# What is being asked
Reproduce the material below with "clickable" substituted for every "interactable" and nothing else altered. Leave the picture out.

# Dataset content
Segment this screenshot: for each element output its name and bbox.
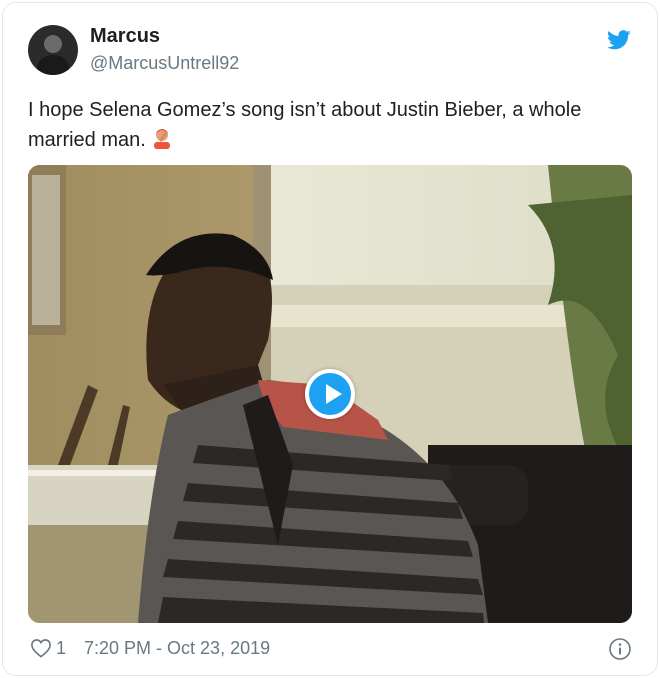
twitter-bird-icon[interactable] [607,30,631,50]
facepalm-emoji [153,129,170,149]
tweet-body: I hope Selena Gomez’s song isn’t about J… [28,99,582,151]
author-handle[interactable]: @MarcusUntrell92 [90,53,239,74]
author-display-name[interactable]: Marcus [90,25,160,48]
heart-icon[interactable] [30,638,52,658]
video-player[interactable] [28,165,632,623]
tweet-text: I hope Selena Gomez’s song isn’t about J… [28,95,628,155]
tweet-footer: 1 7:20 PM - Oct 23, 2019 [30,636,270,660]
like-count[interactable]: 1 [56,638,66,659]
play-button[interactable] [305,369,355,419]
avatar[interactable] [28,25,78,75]
info-icon[interactable] [608,637,632,661]
tweet-timestamp[interactable]: 7:20 PM - Oct 23, 2019 [84,638,270,659]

# Finished task
Segment this screenshot: for each element output its name and bbox.
twitter-bird-icon[clickable] [607,30,631,50]
facepalm-emoji [153,129,170,149]
tweet-body: I hope Selena Gomez’s song isn’t about J… [28,99,582,151]
author-handle[clickable]: @MarcusUntrell92 [90,53,239,74]
author-display-name[clickable]: Marcus [90,25,160,48]
heart-icon[clickable] [30,638,52,658]
video-player[clickable] [28,165,632,623]
tweet-text: I hope Selena Gomez’s song isn’t about J… [28,95,628,155]
tweet-footer: 1 7:20 PM - Oct 23, 2019 [30,636,270,660]
like-count[clickable]: 1 [56,638,66,659]
play-button[clickable] [305,369,355,419]
avatar[clickable] [28,25,78,75]
info-icon[clickable] [608,637,632,661]
tweet-timestamp[clickable]: 7:20 PM - Oct 23, 2019 [84,638,270,659]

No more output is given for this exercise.